What needs to be done: Isolate every line in the records below with "image" in it.
##### Material for this task #####
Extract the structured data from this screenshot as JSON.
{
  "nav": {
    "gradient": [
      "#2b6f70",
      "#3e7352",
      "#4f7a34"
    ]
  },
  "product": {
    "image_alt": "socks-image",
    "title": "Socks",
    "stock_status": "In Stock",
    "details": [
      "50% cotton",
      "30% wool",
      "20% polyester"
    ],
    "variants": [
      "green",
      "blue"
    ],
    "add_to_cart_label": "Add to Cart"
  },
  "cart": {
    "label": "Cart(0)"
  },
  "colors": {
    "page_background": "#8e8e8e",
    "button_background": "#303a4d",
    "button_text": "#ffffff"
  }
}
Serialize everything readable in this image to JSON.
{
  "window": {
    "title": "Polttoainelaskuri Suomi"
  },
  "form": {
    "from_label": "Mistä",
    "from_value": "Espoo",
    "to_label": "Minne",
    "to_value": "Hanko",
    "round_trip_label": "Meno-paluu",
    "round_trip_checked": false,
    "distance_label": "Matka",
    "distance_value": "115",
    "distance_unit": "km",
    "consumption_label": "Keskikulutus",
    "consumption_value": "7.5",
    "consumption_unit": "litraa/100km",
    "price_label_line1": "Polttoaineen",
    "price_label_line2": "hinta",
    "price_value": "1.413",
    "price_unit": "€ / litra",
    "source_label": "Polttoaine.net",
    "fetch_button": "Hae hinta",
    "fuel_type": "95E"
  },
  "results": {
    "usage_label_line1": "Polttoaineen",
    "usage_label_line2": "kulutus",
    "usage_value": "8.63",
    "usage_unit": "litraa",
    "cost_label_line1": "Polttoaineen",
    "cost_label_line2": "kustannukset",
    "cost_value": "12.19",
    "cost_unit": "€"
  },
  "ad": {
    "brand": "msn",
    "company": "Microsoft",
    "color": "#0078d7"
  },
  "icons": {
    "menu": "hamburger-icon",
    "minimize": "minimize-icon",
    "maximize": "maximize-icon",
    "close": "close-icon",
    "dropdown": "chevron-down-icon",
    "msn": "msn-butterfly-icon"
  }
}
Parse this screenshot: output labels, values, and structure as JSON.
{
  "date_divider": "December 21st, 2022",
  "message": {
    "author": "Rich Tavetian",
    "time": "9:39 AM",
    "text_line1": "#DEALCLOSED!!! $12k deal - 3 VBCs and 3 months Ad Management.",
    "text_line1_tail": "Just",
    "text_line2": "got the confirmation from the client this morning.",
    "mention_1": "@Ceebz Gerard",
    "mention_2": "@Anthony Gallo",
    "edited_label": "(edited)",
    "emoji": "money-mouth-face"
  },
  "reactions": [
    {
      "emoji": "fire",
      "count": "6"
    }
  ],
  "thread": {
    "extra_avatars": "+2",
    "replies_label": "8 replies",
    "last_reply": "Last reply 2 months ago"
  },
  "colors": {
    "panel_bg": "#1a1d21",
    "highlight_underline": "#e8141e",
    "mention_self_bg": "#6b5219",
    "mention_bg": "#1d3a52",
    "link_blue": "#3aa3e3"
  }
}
#####
Result of this exercise:
    "image_alt": "socks-image",
Serialize everything readable in this image to JSON.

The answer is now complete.